◆ **What to do**:
Return all lines with the word "Council" in them.

Dataset items:
◆ ◆ ◆ ◆ ◆ ◆ ◆

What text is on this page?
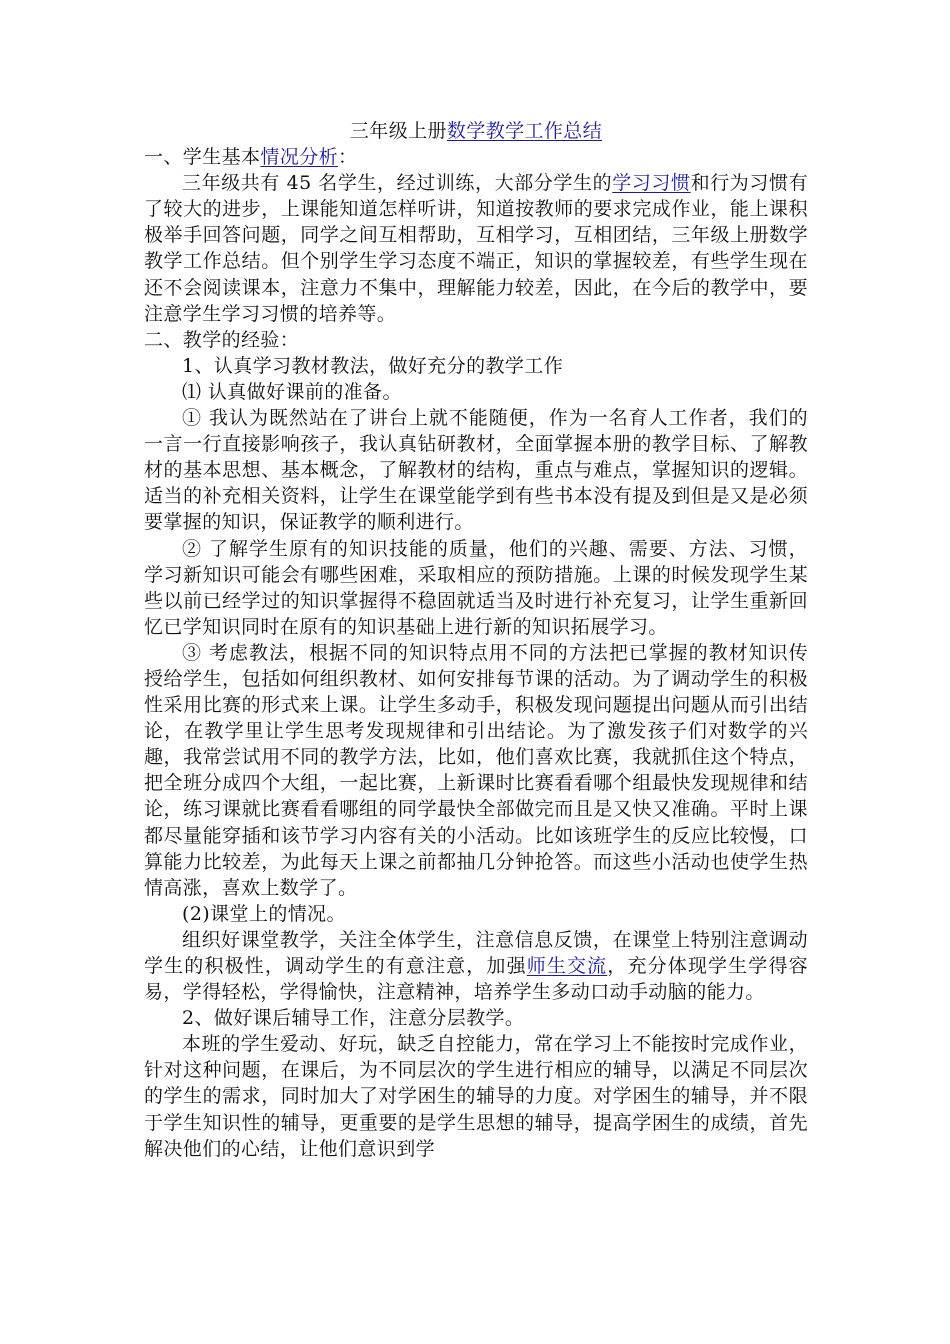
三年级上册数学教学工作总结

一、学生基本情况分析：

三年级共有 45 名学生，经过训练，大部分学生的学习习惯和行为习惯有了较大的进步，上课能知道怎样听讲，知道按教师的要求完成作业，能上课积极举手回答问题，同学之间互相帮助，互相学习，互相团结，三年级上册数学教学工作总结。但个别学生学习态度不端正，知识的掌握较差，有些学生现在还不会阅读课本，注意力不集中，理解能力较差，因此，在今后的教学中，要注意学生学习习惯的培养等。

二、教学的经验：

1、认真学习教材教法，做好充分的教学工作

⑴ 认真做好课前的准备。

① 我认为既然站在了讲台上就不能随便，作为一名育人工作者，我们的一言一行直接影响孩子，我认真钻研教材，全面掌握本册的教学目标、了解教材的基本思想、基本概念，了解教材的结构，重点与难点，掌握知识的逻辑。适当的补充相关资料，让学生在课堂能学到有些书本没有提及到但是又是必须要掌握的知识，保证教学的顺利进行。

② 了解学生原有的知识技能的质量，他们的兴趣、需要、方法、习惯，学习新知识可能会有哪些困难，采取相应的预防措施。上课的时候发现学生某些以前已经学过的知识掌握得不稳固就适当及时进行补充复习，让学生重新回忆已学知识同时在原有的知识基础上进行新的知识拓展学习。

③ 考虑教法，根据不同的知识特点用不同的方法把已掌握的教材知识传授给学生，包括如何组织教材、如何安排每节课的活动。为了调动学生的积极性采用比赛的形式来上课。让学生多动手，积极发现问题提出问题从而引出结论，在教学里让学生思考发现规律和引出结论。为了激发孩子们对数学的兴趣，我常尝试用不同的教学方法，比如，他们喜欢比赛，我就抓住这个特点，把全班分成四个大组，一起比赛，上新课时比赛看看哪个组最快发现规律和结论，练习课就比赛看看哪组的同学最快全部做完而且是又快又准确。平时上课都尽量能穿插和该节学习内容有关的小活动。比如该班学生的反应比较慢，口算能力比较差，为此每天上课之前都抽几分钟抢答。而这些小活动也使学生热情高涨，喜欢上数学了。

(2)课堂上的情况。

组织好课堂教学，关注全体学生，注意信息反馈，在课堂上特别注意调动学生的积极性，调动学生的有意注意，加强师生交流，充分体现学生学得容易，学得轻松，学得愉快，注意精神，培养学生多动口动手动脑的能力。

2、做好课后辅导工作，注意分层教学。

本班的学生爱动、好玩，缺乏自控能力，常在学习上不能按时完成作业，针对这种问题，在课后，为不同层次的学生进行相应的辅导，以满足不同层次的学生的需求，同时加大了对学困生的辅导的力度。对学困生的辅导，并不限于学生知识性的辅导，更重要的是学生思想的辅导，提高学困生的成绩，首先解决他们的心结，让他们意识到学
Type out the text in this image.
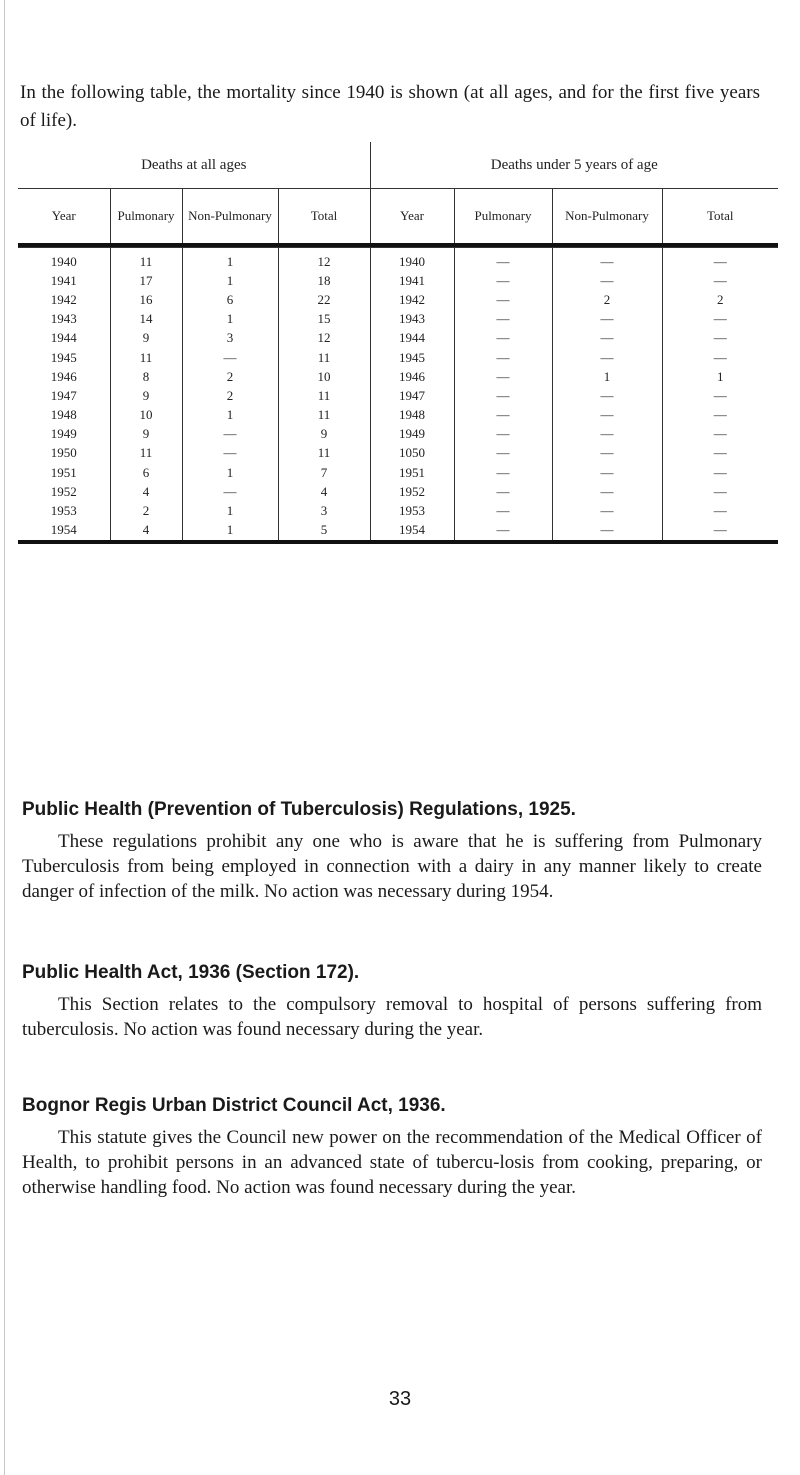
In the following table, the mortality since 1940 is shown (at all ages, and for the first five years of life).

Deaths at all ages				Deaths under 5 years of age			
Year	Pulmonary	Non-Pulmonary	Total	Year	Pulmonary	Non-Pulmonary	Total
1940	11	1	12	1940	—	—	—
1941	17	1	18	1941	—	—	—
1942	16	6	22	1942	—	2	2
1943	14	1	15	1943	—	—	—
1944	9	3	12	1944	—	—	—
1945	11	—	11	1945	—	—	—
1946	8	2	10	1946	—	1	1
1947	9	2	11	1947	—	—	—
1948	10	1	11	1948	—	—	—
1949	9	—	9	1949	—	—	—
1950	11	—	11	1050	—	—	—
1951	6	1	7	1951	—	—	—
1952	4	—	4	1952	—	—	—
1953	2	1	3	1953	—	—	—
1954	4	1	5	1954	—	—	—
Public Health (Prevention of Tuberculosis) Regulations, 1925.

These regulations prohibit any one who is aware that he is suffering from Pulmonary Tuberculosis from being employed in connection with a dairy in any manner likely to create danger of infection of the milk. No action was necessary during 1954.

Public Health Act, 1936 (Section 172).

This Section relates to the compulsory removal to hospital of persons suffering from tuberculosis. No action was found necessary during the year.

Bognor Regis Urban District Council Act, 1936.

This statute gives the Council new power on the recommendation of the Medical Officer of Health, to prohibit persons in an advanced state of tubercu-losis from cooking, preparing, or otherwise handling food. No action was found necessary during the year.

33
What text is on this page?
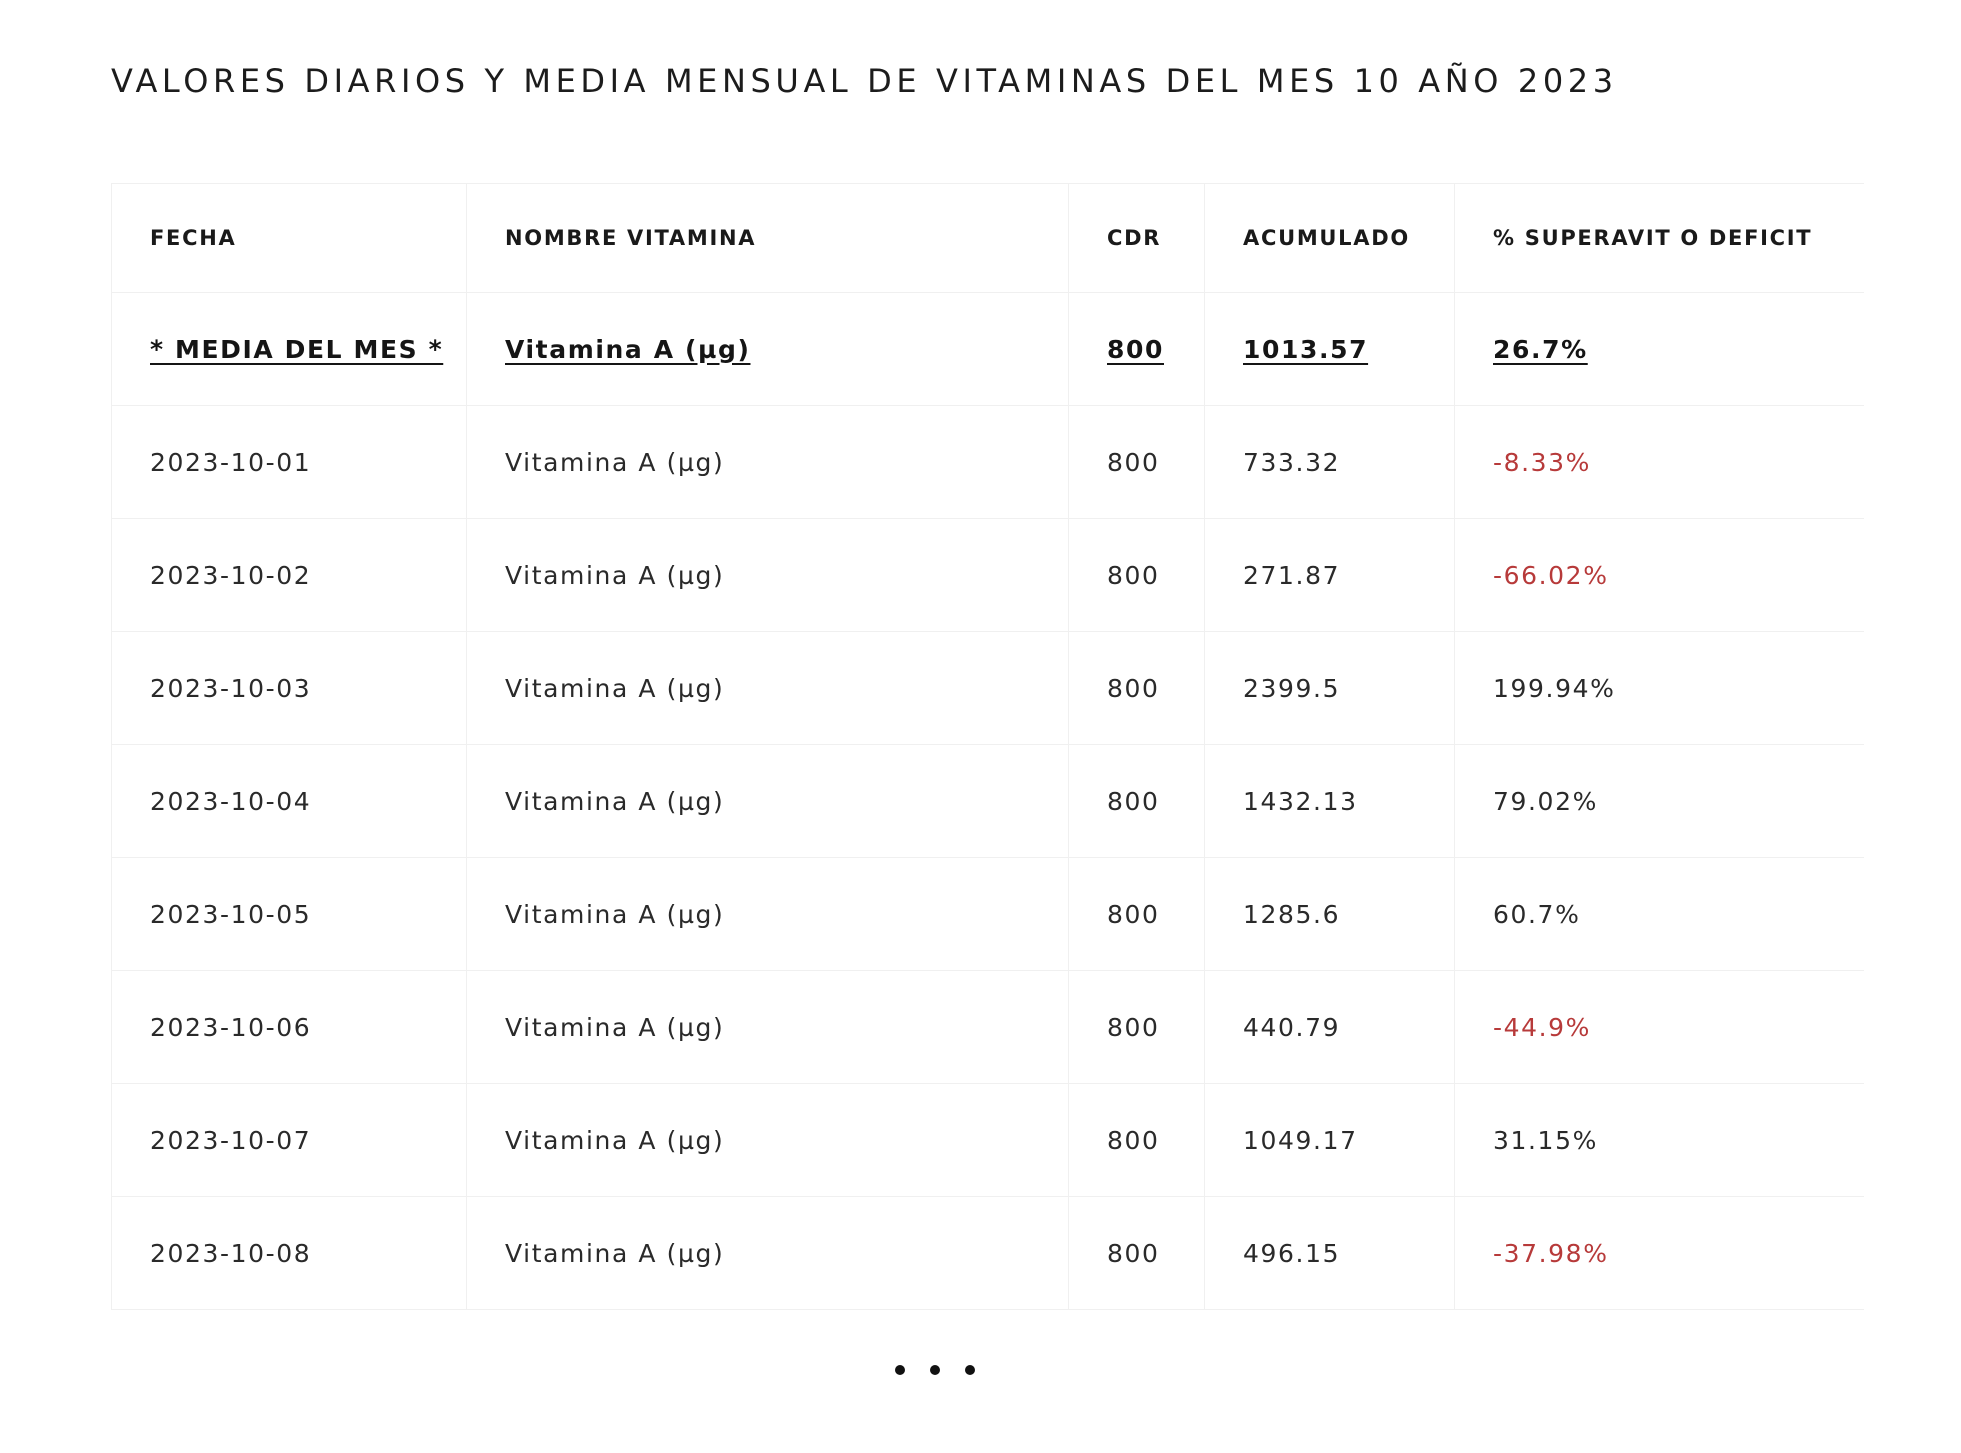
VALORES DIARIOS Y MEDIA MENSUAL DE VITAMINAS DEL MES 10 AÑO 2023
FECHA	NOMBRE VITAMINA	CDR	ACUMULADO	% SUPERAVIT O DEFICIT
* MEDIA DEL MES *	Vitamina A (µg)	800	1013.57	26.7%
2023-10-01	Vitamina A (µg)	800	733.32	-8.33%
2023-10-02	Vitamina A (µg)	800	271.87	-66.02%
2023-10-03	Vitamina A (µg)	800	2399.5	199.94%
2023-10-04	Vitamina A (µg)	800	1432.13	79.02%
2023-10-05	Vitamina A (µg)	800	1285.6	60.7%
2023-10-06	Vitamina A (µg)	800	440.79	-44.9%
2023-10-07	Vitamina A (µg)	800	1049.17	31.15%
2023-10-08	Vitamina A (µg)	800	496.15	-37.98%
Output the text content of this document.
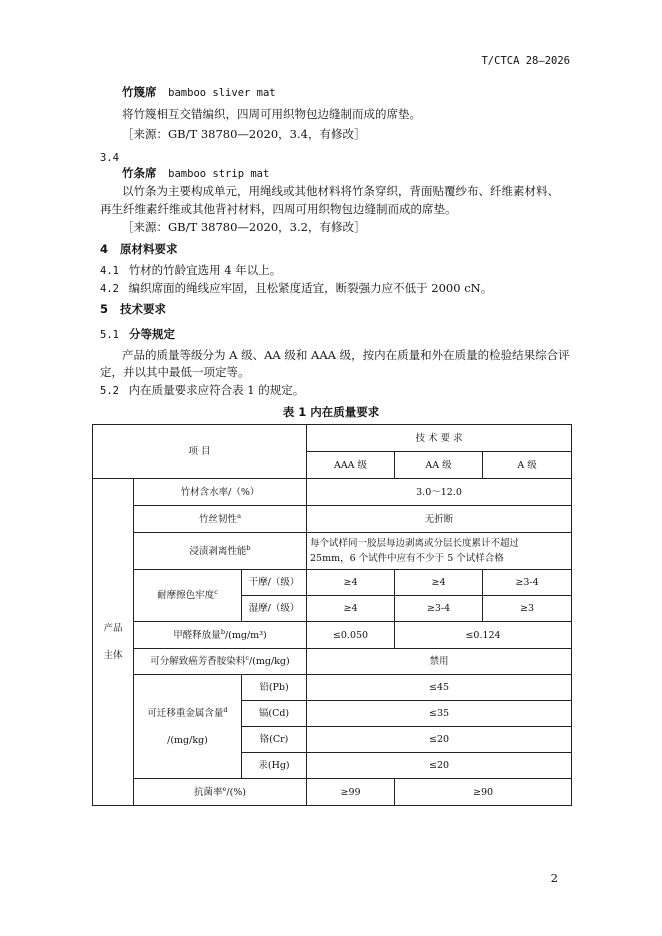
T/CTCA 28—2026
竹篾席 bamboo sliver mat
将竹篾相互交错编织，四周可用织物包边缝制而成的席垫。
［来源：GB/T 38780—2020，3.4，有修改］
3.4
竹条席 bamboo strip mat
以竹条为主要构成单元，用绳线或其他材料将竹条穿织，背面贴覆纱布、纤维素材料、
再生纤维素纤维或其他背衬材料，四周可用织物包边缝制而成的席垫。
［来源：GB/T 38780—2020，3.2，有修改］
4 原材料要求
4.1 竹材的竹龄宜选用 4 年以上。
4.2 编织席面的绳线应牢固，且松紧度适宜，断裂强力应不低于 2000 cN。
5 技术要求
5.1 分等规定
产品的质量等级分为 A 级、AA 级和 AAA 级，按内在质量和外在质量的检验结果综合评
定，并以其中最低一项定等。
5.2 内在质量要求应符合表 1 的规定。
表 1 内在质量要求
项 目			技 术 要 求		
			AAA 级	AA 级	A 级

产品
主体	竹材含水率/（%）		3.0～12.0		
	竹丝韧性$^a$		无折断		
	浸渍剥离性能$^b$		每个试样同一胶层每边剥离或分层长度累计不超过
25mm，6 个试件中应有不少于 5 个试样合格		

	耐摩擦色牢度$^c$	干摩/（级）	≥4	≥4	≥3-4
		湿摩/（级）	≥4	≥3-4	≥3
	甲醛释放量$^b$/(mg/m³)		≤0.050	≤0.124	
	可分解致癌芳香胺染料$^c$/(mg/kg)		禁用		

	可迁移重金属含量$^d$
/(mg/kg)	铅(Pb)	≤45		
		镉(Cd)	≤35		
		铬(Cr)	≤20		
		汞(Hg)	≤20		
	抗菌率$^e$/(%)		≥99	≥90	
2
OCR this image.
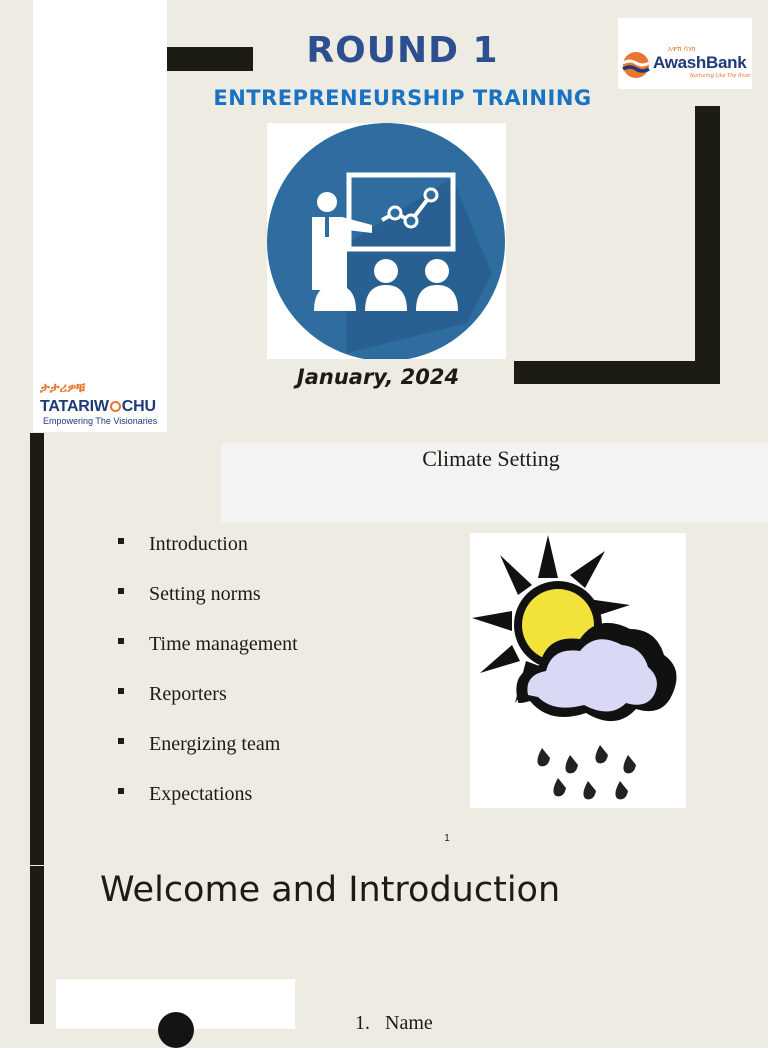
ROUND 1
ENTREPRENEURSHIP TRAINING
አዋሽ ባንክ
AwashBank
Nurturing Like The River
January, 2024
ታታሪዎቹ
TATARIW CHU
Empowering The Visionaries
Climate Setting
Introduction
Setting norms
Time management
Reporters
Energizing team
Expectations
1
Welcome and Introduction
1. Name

◆ ◆ ◆ ◆ ◆ ◆ ◆

◆ **Correct output**:
Bognor Regis Urban District Council Act, 1936.
This statute gives the Council new power on the recommendation of the Medical Officer of Health, to prohibit persons in an advanced state of tubercu-losis from cooking, preparing, or otherwise handling food. No action was found necessary during the year.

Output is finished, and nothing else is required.